Requirement
Retype the material that follows, keeping every word as it is.

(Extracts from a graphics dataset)

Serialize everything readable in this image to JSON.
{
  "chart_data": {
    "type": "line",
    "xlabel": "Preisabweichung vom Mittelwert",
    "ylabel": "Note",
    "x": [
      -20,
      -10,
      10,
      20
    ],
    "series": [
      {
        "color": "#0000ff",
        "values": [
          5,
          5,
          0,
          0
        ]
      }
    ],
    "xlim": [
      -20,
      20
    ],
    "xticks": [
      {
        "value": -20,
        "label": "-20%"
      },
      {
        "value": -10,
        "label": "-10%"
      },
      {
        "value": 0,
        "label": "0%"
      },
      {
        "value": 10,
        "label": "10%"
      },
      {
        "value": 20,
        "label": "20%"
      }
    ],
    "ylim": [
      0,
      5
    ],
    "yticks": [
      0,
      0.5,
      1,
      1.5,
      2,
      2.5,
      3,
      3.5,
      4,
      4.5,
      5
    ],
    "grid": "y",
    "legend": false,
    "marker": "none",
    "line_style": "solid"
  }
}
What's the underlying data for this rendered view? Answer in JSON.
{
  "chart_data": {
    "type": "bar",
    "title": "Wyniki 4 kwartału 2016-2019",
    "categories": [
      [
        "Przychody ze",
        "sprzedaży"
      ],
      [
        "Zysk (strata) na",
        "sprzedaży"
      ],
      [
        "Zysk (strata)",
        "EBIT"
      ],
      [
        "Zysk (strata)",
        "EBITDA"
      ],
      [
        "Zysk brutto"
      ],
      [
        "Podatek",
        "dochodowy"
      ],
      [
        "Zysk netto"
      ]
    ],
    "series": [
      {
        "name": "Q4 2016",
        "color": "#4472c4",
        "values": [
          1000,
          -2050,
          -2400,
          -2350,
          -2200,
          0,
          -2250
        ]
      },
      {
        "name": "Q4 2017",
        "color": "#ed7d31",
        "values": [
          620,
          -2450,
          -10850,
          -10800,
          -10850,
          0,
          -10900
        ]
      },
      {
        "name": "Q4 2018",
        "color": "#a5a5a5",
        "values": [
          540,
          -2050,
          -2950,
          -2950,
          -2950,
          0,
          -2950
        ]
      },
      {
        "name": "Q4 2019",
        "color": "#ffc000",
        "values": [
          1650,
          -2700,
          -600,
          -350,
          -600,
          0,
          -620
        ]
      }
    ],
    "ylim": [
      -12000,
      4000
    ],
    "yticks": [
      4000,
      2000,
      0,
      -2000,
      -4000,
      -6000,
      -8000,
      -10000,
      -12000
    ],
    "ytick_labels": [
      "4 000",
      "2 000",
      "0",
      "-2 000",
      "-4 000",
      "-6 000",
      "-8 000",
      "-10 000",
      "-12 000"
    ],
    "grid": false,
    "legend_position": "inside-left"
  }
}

Response to this exercise
Serialize everything readable in this image to JSON.
{
  "chart_data": {
    "type": "line",
    "xlabel": "Preisabweichung vom Mittelwert",
    "ylabel": "Note",
    "x": [
      -20,
      -10,
      10,
      20
    ],
    "series": [
      {
        "color": "#0000ff",
        "values": [
          5,
          5,
          0,
          0
        ]
      }
    ],
    "xlim": [
      -20,
      20
    ],
    "xticks": [
      {
        "value": -20,
        "label": "-20%"
      },
      {
        "value": -10,
        "label": "-10%"
      },
      {
        "value": 0,
        "label": "0%"
      },
      {
        "value": 10,
        "label": "10%"
      },
      {
        "value": 20,
        "label": "20%"
      }
    ],
    "ylim": [
      0,
      5
    ],
    "yticks": [
      0,
      0.5,
      1,
      1.5,
      2,
      2.5,
      3,
      3.5,
      4,
      4.5,
      5
    ],
    "grid": "y",
    "legend": false,
    "marker": "none",
    "line_style": "solid"
  }
}
What's the underlying data for this rendered view? Answer in JSON.
{
  "chart_data": {
    "type": "bar",
    "title": "Wyniki 4 kwartału 2016-2019",
    "categories": [
      [
        "Przychody ze",
        "sprzedaży"
      ],
      [
        "Zysk (strata) na",
        "sprzedaży"
      ],
      [
        "Zysk (strata)",
        "EBIT"
      ],
      [
        "Zysk (strata)",
        "EBITDA"
      ],
      [
        "Zysk brutto"
      ],
      [
        "Podatek",
        "dochodowy"
      ],
      [
        "Zysk netto"
      ]
    ],
    "series": [
      {
        "name": "Q4 2016",
        "color": "#4472c4",
        "values": [
          1000,
          -2050,
          -2400,
          -2350,
          -2200,
          0,
          -2250
        ]
      },
      {
        "name": "Q4 2017",
        "color": "#ed7d31",
        "values": [
          620,
          -2450,
          -10850,
          -10800,
          -10850,
          0,
          -10900
        ]
      },
      {
        "name": "Q4 2018",
        "color": "#a5a5a5",
        "values": [
          540,
          -2050,
          -2950,
          -2950,
          -2950,
          0,
          -2950
        ]
      },
      {
        "name": "Q4 2019",
        "color": "#ffc000",
        "values": [
          1650,
          -2700,
          -600,
          -350,
          -600,
          0,
          -620
        ]
      }
    ],
    "ylim": [
      -12000,
      4000
    ],
    "yticks": [
      4000,
      2000,
      0,
      -2000,
      -4000,
      -6000,
      -8000,
      -10000,
      -12000
    ],
    "ytick_labels": [
      "4 000",
      "2 000",
      "0",
      "-2 000",
      "-4 000",
      "-6 000",
      "-8 000",
      "-10 000",
      "-12 000"
    ],
    "grid": false,
    "legend_position": "inside-left"
  }
}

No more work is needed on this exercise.